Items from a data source

______________________________

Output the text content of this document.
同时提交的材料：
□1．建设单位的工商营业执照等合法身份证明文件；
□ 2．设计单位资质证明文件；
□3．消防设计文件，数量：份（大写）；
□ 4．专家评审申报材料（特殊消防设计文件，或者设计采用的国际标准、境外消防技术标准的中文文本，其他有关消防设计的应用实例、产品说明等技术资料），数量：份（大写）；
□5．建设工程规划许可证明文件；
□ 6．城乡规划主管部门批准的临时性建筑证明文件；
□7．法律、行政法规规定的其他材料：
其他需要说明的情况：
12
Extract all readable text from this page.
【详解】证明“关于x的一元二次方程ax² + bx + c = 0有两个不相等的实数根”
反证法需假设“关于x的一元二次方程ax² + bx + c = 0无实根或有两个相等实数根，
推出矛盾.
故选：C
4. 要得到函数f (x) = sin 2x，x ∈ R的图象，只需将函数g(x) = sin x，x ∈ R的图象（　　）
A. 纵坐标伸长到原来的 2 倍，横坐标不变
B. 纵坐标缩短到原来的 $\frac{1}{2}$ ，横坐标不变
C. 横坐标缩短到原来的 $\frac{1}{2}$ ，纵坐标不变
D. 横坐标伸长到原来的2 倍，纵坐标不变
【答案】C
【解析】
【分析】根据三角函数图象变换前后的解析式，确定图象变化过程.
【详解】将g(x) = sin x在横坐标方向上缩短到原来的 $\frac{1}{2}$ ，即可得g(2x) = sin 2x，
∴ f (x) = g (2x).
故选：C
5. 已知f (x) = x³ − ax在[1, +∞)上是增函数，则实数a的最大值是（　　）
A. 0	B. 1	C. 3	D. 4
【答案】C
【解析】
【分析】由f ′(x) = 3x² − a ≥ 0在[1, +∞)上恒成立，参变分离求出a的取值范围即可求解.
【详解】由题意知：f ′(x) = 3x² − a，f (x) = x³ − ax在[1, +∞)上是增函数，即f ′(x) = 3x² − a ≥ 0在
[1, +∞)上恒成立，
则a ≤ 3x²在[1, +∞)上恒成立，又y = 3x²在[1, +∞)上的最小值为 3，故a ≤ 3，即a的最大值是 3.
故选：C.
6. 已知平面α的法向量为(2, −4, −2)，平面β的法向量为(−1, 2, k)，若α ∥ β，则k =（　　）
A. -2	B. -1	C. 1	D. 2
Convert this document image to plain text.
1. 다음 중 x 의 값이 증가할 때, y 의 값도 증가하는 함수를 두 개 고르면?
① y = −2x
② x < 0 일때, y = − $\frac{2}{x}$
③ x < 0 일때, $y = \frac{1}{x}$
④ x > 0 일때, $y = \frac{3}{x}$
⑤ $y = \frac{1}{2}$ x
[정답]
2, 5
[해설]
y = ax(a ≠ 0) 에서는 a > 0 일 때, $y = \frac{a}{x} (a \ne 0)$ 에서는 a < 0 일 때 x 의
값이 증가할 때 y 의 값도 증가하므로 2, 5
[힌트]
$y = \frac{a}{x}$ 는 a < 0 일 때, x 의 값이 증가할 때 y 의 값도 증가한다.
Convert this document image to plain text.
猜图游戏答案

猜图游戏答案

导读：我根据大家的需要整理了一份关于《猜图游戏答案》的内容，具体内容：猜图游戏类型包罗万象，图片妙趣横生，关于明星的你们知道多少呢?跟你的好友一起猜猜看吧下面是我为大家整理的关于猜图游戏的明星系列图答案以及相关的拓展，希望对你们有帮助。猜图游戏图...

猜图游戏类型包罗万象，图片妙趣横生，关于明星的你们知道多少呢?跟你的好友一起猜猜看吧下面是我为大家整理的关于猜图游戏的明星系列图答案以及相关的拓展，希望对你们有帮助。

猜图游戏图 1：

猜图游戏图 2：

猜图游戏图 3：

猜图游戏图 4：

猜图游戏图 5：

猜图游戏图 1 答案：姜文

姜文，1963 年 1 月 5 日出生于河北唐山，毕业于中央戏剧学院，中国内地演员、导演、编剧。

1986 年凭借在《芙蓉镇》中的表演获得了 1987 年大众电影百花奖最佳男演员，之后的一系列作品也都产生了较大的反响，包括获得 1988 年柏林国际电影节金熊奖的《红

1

______________________________

=== Task description ===
Take every line that includes the string "跟你的好友一起猜猜看吧下面是我为大家整理的关于猜图游戏的明星系列图答案以及相关的拓展" and copy it.

=== Exercise solution ===
导读：我根据大家的需要整理了一份关于《猜图游戏答案》的内容，具体内容：猜图游戏类型包罗万象，图片妙趣横生，关于明星的你们知道多少呢?跟你的好友一起猜猜看吧下面是我为大家整理的关于猜图游戏的明星系列图答案以及相关的拓展，希望对你们有帮助。猜图游戏图...
猜图游戏类型包罗万象，图片妙趣横生，关于明星的你们知道多少呢?跟你的好友一起猜猜看吧下面是我为大家整理的关于猜图游戏的明星系列图答案以及相关的拓展，希望对你们有帮助。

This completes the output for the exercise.